- _Records shown_
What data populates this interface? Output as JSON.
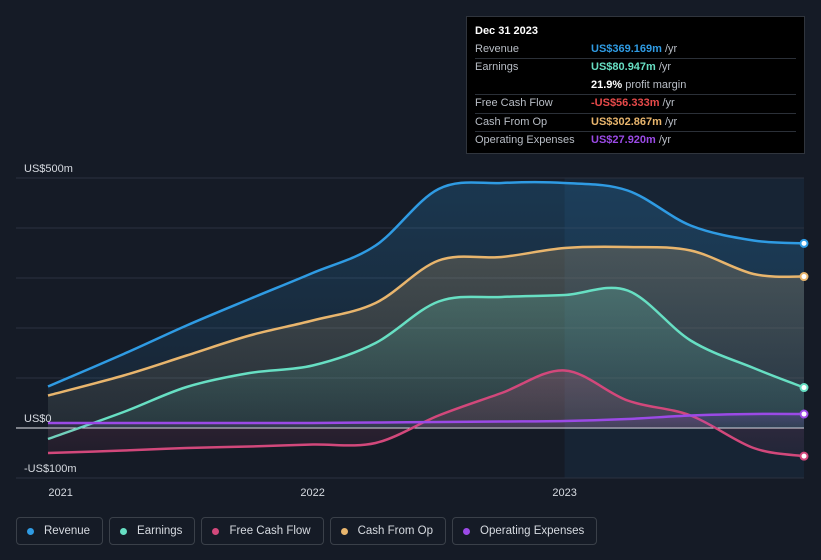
{
  "chart_data": {
    "type": "area",
    "x": [
      2020.95,
      2021.25,
      2021.5,
      2021.75,
      2022.0,
      2022.25,
      2022.5,
      2022.75,
      2023.0,
      2023.25,
      2023.5,
      2023.75,
      2023.95
    ],
    "x_ticks": [
      {
        "value": 2021.0,
        "label": "2021"
      },
      {
        "value": 2022.0,
        "label": "2022"
      },
      {
        "value": 2023.0,
        "label": "2023"
      }
    ],
    "y_ticks": [
      {
        "value": 500,
        "label": "US$500m"
      },
      {
        "value": 0,
        "label": "US$0"
      },
      {
        "value": -100,
        "label": "-US$100m"
      }
    ],
    "ylim": [
      -100,
      500
    ],
    "highlight_start": 2023.0,
    "series": [
      {
        "name": "Revenue",
        "color": "#2f9be3",
        "values": [
          83,
          148,
          205,
          258,
          310,
          365,
          478,
          490,
          490,
          475,
          405,
          375,
          369.2
        ]
      },
      {
        "name": "Cash From Op",
        "color": "#e8b56d",
        "values": [
          65,
          105,
          145,
          185,
          215,
          250,
          335,
          342,
          360,
          362,
          355,
          308,
          302.9
        ]
      },
      {
        "name": "Earnings",
        "color": "#67dfc3",
        "values": [
          -22,
          32,
          82,
          110,
          125,
          170,
          253,
          262,
          266,
          275,
          175,
          120,
          80.9
        ]
      },
      {
        "name": "Free Cash Flow",
        "color": "#d2487b",
        "values": [
          -50,
          -45,
          -40,
          -37,
          -33,
          -30,
          25,
          70,
          115,
          55,
          25,
          -40,
          -56.3
        ]
      },
      {
        "name": "Operating Expenses",
        "color": "#9b4ae6",
        "values": [
          10,
          10,
          10,
          10,
          10,
          11,
          12,
          13,
          14,
          18,
          25,
          28,
          27.9
        ]
      }
    ]
  },
  "tooltip": {
    "date": "Dec 31 2023",
    "unit": "/yr",
    "rows": [
      {
        "label": "Revenue",
        "value": "US$369.169m",
        "color": "#2f9be3"
      },
      {
        "label": "Earnings",
        "value": "US$80.947m",
        "color": "#67dfc3"
      },
      {
        "label": "",
        "value": "21.9%",
        "color": "#ffffff",
        "suffix": "profit margin"
      },
      {
        "label": "Free Cash Flow",
        "value": "-US$56.333m",
        "color": "#e84a4a"
      },
      {
        "label": "Cash From Op",
        "value": "US$302.867m",
        "color": "#e8b56d"
      },
      {
        "label": "Operating Expenses",
        "value": "US$27.920m",
        "color": "#9b4ae6"
      }
    ]
  },
  "legend": [
    {
      "label": "Revenue",
      "color": "#2f9be3"
    },
    {
      "label": "Earnings",
      "color": "#67dfc3"
    },
    {
      "label": "Free Cash Flow",
      "color": "#d2487b"
    },
    {
      "label": "Cash From Op",
      "color": "#e8b56d"
    },
    {
      "label": "Operating Expenses",
      "color": "#9b4ae6"
    }
  ]
}
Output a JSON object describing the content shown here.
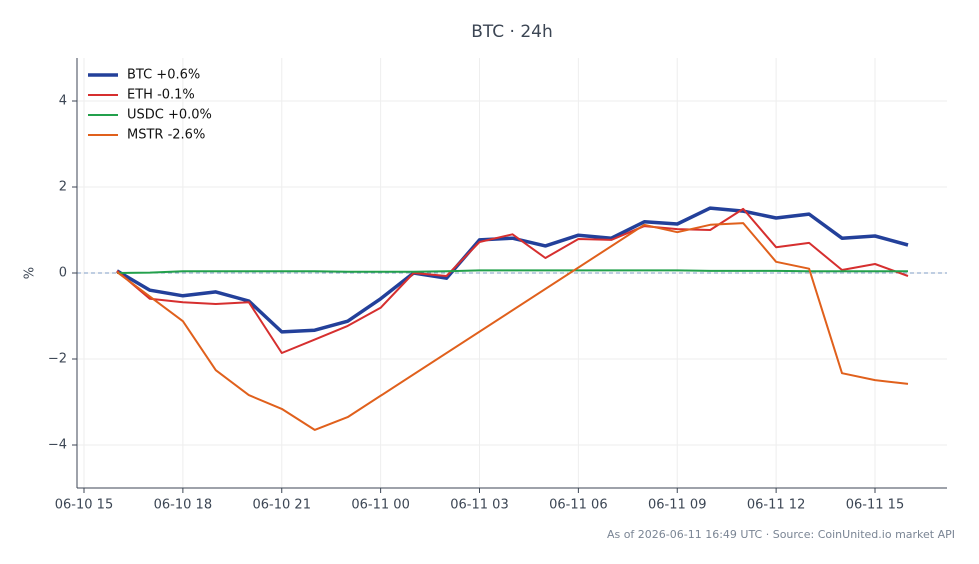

- _Aim_
Restate the entire listing word for word, excluding pictures.

- _Answer to this problem_
What data populates this interface? Output as JSON.
{
  "chart_data": {
    "type": "area",
    "x": [
      2020.95,
      2021.25,
      2021.5,
      2021.75,
      2022.0,
      2022.25,
      2022.5,
      2022.75,
      2023.0,
      2023.25,
      2023.5,
      2023.75,
      2023.95
    ],
    "x_ticks": [
      {
        "value": 2021.0,
        "label": "2021"
      },
      {
        "value": 2022.0,
        "label": "2022"
      },
      {
        "value": 2023.0,
        "label": "2023"
      }
    ],
    "y_ticks": [
      {
        "value": 500,
        "label": "US$500m"
      },
      {
        "value": 0,
        "label": "US$0"
      },
      {
        "value": -100,
        "label": "-US$100m"
      }
    ],
    "ylim": [
      -100,
      500
    ],
    "highlight_start": 2023.0,
    "series": [
      {
        "name": "Revenue",
        "color": "#2f9be3",
        "values": [
          83,
          148,
          205,
          258,
          310,
          365,
          478,
          490,
          490,
          475,
          405,
          375,
          369.2
        ]
      },
      {
        "name": "Cash From Op",
        "color": "#e8b56d",
        "values": [
          65,
          105,
          145,
          185,
          215,
          250,
          335,
          342,
          360,
          362,
          355,
          308,
          302.9
        ]
      },
      {
        "name": "Earnings",
        "color": "#67dfc3",
        "values": [
          -22,
          32,
          82,
          110,
          125,
          170,
          253,
          262,
          266,
          275,
          175,
          120,
          80.9
        ]
      },
      {
        "name": "Free Cash Flow",
        "color": "#d2487b",
        "values": [
          -50,
          -45,
          -40,
          -37,
          -33,
          -30,
          25,
          70,
          115,
          55,
          25,
          -40,
          -56.3
        ]
      },
      {
        "name": "Operating Expenses",
        "color": "#9b4ae6",
        "values": [
          10,
          10,
          10,
          10,
          10,
          11,
          12,
          13,
          14,
          18,
          25,
          28,
          27.9
        ]
      }
    ]
  },
  "tooltip": {
    "date": "Dec 31 2023",
    "unit": "/yr",
    "rows": [
      {
        "label": "Revenue",
        "value": "US$369.169m",
        "color": "#2f9be3"
      },
      {
        "label": "Earnings",
        "value": "US$80.947m",
        "color": "#67dfc3"
      },
      {
        "label": "",
        "value": "21.9%",
        "color": "#ffffff",
        "suffix": "profit margin"
      },
      {
        "label": "Free Cash Flow",
        "value": "-US$56.333m",
        "color": "#e84a4a"
      },
      {
        "label": "Cash From Op",
        "value": "US$302.867m",
        "color": "#e8b56d"
      },
      {
        "label": "Operating Expenses",
        "value": "US$27.920m",
        "color": "#9b4ae6"
      }
    ]
  },
  "legend": [
    {
      "label": "Revenue",
      "color": "#2f9be3"
    },
    {
      "label": "Earnings",
      "color": "#67dfc3"
    },
    {
      "label": "Free Cash Flow",
      "color": "#d2487b"
    },
    {
      "label": "Cash From Op",
      "color": "#e8b56d"
    },
    {
      "label": "Operating Expenses",
      "color": "#9b4ae6"
    }
  ]
}
Output a JSON object describing the content shown here.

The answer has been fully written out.